Exercise instructions:
Pick out every line in the data below that holds "IGAC".

[Data listing]
☆ ☆ ☆ ☆ ☆ ☆ ☆

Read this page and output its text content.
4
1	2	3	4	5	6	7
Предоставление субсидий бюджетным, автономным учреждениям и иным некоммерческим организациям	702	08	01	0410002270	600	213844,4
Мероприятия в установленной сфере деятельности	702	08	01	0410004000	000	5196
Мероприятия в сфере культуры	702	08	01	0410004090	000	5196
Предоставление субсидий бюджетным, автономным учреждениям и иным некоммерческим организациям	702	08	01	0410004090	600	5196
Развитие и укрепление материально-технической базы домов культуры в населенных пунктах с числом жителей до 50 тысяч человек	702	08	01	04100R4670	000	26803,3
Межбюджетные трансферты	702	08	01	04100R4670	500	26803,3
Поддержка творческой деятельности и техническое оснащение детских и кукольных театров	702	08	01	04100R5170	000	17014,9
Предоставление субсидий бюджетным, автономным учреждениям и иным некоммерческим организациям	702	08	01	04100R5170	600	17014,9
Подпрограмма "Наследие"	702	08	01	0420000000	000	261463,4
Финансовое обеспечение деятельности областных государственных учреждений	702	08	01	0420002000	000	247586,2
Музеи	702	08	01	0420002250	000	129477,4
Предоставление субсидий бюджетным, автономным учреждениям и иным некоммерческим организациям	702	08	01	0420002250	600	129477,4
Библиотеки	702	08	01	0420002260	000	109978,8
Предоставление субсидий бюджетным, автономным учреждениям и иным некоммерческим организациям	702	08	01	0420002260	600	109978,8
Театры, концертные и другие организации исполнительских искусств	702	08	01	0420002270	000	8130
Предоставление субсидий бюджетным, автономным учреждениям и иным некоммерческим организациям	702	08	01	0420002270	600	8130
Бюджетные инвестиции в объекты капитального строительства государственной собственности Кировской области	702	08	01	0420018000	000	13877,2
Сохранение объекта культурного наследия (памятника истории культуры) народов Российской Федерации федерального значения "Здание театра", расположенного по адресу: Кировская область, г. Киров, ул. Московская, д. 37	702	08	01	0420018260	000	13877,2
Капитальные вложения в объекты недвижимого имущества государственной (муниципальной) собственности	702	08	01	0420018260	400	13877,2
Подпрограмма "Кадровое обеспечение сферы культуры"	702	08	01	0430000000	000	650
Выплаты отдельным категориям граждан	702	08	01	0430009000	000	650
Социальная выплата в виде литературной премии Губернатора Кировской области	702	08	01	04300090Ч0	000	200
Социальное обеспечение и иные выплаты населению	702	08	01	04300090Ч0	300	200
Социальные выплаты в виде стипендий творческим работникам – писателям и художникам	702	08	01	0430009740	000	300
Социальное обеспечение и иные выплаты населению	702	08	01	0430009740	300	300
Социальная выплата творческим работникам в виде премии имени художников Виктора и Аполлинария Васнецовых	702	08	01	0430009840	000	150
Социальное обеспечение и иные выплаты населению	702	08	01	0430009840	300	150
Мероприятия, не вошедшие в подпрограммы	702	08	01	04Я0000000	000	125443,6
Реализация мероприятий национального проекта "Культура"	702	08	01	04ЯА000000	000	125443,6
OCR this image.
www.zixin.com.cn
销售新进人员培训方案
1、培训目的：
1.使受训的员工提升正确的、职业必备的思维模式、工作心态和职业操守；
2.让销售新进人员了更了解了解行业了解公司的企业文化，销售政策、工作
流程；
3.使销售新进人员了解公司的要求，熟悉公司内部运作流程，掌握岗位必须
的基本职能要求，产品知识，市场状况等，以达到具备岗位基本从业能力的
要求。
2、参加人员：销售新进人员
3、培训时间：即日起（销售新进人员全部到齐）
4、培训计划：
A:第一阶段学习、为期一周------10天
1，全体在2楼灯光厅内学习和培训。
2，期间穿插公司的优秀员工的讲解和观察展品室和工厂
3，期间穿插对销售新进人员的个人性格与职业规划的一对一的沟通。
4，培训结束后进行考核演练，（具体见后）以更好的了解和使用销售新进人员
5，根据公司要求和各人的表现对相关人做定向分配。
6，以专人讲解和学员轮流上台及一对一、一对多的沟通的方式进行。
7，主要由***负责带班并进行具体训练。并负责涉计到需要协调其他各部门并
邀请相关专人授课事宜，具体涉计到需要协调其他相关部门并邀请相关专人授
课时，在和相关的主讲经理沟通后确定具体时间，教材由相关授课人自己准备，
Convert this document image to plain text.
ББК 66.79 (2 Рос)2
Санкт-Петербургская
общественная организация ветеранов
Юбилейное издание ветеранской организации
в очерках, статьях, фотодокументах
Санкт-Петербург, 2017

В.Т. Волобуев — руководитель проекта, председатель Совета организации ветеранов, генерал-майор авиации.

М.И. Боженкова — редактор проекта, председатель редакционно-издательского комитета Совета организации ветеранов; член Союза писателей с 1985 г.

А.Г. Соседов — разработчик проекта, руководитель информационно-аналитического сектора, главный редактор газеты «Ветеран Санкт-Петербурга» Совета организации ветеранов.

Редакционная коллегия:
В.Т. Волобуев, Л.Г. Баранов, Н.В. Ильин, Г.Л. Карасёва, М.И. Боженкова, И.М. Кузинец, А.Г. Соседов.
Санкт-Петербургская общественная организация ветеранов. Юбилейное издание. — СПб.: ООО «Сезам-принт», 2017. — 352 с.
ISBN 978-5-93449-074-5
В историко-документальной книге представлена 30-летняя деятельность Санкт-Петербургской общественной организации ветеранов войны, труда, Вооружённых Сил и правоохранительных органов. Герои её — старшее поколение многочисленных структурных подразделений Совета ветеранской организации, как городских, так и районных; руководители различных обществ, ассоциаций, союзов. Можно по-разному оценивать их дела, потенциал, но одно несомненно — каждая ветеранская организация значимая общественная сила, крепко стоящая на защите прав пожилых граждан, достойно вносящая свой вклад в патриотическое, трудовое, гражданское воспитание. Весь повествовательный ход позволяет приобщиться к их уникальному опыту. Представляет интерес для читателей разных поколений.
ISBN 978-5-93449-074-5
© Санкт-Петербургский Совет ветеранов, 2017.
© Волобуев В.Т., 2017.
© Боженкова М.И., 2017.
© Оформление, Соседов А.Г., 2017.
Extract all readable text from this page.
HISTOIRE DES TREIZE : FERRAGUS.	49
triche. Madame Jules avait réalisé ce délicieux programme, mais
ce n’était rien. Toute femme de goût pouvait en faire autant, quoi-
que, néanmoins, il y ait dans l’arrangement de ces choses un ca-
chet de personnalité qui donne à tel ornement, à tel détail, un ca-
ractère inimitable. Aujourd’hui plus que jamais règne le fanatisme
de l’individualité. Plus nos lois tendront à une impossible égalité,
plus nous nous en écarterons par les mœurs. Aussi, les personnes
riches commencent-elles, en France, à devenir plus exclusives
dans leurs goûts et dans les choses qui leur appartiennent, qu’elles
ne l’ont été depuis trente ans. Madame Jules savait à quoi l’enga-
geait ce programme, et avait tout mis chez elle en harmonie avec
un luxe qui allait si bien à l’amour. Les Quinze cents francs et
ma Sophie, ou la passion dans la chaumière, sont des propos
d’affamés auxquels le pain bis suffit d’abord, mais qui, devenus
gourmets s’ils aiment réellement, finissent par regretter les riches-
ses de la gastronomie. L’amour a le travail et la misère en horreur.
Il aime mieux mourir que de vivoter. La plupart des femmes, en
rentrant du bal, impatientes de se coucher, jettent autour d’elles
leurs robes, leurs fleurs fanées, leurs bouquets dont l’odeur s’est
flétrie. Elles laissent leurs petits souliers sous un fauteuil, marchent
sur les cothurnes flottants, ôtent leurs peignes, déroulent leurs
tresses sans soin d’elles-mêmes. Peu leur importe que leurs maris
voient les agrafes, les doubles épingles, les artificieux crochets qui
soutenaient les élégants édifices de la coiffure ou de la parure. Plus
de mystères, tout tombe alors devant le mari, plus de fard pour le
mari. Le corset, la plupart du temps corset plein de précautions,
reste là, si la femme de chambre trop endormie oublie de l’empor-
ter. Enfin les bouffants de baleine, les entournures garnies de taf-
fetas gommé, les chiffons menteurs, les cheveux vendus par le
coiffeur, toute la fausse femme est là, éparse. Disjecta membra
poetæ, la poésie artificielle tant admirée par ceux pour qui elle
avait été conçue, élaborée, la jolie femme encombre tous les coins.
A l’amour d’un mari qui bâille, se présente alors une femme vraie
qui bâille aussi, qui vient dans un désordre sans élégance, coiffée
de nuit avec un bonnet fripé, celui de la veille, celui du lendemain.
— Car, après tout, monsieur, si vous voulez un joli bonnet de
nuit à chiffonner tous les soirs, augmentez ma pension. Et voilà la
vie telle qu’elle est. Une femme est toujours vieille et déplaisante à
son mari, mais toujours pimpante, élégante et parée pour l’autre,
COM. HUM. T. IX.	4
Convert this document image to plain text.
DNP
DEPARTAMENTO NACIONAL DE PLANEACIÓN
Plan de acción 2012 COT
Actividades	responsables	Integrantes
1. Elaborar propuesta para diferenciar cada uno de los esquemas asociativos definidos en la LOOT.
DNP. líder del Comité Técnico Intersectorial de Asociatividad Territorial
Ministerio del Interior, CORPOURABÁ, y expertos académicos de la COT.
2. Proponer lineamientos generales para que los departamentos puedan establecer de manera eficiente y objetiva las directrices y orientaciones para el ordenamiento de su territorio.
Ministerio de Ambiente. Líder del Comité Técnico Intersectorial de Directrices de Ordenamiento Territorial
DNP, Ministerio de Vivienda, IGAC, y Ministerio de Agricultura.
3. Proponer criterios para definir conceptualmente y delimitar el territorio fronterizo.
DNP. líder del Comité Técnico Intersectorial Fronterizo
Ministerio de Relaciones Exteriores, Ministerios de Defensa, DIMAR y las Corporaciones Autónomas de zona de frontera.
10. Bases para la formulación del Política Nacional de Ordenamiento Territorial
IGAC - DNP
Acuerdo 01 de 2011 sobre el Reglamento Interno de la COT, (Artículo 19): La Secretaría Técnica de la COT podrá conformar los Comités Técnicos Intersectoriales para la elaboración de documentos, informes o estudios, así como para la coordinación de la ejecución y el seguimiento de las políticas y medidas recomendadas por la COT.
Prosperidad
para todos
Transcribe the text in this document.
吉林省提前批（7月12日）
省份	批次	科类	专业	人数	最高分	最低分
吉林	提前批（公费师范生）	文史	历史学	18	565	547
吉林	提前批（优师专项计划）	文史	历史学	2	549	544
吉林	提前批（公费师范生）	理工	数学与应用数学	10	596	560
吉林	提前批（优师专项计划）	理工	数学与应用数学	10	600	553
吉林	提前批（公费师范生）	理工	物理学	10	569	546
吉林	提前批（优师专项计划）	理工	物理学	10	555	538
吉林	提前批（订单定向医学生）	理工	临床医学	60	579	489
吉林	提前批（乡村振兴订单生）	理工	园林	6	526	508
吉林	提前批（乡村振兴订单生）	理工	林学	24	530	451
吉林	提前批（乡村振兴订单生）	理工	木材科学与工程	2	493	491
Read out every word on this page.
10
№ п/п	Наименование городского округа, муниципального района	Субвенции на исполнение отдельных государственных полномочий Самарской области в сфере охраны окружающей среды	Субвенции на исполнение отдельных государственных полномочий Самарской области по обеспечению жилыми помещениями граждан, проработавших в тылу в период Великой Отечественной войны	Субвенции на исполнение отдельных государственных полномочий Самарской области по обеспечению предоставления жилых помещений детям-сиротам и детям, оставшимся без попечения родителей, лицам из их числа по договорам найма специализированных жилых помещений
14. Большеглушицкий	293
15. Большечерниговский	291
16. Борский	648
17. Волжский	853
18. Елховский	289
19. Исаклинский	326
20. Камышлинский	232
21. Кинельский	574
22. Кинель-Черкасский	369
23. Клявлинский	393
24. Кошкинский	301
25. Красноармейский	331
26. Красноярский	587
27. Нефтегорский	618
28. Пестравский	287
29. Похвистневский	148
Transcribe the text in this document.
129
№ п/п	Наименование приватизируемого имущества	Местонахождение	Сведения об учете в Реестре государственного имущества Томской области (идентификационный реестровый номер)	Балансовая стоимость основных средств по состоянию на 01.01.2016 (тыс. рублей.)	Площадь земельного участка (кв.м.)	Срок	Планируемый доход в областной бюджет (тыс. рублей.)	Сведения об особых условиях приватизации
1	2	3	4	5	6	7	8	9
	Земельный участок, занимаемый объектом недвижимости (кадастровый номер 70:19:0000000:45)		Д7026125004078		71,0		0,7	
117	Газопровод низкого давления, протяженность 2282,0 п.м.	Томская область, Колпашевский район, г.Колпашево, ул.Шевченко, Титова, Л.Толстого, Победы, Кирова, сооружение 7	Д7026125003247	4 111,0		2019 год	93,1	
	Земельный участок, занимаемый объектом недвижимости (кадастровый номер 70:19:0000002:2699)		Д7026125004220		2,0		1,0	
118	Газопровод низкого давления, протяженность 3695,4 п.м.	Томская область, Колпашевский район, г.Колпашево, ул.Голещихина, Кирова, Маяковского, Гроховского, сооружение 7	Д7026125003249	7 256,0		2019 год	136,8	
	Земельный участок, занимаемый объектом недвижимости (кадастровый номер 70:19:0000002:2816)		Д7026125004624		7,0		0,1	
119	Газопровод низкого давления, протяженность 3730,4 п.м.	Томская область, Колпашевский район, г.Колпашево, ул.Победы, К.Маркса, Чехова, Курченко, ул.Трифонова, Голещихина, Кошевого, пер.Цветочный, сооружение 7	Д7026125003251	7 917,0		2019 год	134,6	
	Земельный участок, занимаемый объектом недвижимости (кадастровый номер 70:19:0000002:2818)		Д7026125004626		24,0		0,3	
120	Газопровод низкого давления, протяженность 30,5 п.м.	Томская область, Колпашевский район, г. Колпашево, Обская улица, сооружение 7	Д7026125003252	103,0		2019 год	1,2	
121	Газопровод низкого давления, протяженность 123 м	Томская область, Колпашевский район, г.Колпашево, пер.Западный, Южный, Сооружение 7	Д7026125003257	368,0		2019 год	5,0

☆ ☆ ☆ ☆ ☆ ☆ ☆

Answer to the exercise:
DNP, Ministerio de Vivienda, IGAC, y Ministerio de Agricultura.
IGAC - DNP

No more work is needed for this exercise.